__RAW RECORDS__.
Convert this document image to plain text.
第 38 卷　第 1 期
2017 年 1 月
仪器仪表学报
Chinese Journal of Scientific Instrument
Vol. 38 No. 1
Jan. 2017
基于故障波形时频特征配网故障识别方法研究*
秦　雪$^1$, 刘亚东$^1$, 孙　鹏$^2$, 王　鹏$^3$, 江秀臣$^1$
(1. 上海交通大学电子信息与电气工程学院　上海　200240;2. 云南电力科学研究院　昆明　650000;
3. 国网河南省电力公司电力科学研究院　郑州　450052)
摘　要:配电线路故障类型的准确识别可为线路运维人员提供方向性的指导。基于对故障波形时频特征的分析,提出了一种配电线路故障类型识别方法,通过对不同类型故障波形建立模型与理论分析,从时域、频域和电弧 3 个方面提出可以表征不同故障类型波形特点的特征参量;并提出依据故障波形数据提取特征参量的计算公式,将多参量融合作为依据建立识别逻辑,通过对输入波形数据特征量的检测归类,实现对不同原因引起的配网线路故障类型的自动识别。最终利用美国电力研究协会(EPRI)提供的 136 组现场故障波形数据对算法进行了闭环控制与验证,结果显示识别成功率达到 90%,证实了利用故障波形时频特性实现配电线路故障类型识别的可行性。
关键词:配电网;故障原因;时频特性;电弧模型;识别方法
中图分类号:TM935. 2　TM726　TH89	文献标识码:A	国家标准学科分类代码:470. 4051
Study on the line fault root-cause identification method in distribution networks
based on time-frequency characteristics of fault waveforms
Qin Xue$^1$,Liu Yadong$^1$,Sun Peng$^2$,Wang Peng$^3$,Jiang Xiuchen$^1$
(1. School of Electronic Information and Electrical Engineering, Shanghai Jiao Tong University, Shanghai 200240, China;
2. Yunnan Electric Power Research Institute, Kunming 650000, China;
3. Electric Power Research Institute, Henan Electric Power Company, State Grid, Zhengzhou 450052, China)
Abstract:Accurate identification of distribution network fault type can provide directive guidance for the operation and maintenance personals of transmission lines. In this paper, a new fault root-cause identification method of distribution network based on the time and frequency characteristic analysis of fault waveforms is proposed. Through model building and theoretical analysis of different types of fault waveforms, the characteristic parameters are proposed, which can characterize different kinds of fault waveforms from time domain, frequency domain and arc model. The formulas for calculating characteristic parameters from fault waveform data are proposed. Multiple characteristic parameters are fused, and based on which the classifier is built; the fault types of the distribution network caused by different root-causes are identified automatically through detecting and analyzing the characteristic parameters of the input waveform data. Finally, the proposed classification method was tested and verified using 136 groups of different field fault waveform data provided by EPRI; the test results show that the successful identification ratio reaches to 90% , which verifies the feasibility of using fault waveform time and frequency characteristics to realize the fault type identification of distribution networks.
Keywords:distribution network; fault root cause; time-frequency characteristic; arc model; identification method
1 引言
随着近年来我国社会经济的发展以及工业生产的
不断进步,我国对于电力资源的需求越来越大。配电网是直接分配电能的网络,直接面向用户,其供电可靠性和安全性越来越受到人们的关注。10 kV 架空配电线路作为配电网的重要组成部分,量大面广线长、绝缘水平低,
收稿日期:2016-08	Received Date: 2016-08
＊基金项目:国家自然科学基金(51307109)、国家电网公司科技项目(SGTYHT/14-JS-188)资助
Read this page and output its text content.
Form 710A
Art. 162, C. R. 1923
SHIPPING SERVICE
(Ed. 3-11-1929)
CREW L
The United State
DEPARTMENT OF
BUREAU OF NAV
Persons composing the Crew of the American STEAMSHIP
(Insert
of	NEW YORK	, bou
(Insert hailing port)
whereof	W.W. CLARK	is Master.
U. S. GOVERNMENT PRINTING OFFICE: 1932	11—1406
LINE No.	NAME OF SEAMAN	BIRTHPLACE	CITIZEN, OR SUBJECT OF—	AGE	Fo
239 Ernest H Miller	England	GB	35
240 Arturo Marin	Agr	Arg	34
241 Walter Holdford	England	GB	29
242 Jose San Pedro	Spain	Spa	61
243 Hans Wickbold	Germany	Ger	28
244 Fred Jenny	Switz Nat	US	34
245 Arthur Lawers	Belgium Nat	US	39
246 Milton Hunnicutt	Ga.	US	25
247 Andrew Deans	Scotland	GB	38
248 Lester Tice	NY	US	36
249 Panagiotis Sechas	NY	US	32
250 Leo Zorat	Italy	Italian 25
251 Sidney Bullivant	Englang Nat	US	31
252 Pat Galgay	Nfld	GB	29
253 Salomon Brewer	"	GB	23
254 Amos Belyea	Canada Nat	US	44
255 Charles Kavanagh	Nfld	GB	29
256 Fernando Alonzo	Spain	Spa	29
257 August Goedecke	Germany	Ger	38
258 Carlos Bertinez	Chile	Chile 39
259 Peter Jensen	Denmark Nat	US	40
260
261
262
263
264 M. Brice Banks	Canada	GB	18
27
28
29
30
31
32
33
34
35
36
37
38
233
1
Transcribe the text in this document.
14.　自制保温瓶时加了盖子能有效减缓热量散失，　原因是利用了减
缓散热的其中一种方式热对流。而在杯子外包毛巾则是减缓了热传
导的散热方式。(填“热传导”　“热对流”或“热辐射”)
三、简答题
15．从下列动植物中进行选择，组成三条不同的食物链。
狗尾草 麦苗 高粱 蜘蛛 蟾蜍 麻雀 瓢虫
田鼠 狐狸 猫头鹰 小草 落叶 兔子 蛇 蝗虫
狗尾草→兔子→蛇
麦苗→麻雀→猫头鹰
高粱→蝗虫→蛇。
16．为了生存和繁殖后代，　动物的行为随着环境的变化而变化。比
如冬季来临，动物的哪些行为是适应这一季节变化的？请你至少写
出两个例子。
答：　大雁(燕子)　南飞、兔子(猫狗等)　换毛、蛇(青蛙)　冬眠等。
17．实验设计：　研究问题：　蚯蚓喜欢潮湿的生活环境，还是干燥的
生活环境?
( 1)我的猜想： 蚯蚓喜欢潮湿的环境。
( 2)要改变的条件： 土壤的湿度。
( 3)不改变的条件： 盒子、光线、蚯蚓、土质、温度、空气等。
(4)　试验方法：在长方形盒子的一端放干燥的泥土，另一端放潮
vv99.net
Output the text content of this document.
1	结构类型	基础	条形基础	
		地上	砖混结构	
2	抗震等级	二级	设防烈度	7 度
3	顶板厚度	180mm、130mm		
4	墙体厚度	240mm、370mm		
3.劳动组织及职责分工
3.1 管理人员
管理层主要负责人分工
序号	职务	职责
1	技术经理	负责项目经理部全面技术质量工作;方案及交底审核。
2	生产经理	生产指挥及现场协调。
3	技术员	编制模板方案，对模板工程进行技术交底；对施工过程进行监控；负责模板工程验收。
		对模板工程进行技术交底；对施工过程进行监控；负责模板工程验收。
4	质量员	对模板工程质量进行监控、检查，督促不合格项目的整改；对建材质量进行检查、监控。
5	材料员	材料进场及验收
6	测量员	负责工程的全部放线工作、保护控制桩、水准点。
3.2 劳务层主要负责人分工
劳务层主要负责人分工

__GOAL OF THE EXERCISE__. Collect the complete line wherever the string "distribution" appears in the records.

__RESPONSE TO THE EXERCISE__.
Study on the line fault root-cause identification method in distribution networks
Abstract:Accurate identification of distribution network fault type can provide directive guidance for the operation and maintenance personals of transmission lines. In this paper, a new fault root-cause identification method of distribution network based on the time and frequency characteristic analysis of fault waveforms is proposed. Through model building and theoretical analysis of different types of fault waveforms, the characteristic parameters are proposed, which can characterize different kinds of fault waveforms from time domain, frequency domain and arc model. The formulas for calculating characteristic parameters from fault waveform data are proposed. Multiple characteristic parameters are fused, and based on which the classifier is built; the fault types of the distribution network caused by different root-causes are identified automatically through detecting and analyzing the characteristic parameters of the input waveform data. Finally, the proposed classification method was tested and verified using 136 groups of different field fault waveform data provided by EPRI; the test results show that the successful identification ratio reaches to 90% , which verifies the feasibility of using fault waveform time and frequency characteristics to realize the fault type identification of distribution networks.
Keywords:distribution network; fault root cause; time-frequency characteristic; arc model; identification method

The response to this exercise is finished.